Description of the task: Copy each line of the records that contains the word "this".

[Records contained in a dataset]
— BEGIN —

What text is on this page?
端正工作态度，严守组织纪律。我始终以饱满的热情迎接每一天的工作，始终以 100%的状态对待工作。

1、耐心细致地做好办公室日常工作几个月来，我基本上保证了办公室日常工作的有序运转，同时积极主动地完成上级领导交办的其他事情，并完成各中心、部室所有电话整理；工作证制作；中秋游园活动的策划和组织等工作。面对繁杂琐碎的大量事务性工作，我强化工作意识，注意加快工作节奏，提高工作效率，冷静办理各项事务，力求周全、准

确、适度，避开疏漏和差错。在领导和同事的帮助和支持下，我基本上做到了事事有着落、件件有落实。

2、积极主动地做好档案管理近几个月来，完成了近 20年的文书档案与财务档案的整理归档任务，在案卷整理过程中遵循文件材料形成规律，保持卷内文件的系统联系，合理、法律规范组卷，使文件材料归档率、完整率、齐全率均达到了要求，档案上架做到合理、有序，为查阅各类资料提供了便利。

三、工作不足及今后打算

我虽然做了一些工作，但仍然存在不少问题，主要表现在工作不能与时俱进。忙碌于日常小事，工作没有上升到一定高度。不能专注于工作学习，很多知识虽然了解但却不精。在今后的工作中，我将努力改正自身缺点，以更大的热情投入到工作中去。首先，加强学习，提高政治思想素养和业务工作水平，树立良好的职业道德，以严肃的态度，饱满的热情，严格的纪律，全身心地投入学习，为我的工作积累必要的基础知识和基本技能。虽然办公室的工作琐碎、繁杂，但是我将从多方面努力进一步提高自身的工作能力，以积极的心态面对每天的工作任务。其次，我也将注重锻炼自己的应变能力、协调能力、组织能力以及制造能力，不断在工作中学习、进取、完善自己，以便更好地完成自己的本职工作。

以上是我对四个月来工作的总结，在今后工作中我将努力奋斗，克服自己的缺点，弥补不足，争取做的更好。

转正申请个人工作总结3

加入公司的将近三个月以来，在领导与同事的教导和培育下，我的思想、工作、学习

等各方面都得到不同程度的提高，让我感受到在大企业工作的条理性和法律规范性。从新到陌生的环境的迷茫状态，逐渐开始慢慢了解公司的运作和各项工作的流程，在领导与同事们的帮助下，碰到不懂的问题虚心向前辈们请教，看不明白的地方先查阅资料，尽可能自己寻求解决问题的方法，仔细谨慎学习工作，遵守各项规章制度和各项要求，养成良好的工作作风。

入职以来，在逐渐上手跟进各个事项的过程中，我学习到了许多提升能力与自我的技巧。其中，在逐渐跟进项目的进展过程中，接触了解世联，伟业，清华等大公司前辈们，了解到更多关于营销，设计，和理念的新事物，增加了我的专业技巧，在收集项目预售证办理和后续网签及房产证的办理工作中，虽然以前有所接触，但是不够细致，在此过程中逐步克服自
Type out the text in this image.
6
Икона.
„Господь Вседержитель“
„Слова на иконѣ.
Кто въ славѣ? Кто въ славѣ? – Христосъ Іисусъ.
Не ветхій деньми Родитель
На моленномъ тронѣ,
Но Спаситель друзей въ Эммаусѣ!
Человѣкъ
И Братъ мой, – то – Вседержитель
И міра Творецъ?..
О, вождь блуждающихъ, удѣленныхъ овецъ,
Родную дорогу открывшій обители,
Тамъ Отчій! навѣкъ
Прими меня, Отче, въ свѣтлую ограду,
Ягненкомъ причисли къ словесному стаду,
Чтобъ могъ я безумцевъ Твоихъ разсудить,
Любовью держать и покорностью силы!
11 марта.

— END —

The answer:
What text is on this page?
Type out the text in this image.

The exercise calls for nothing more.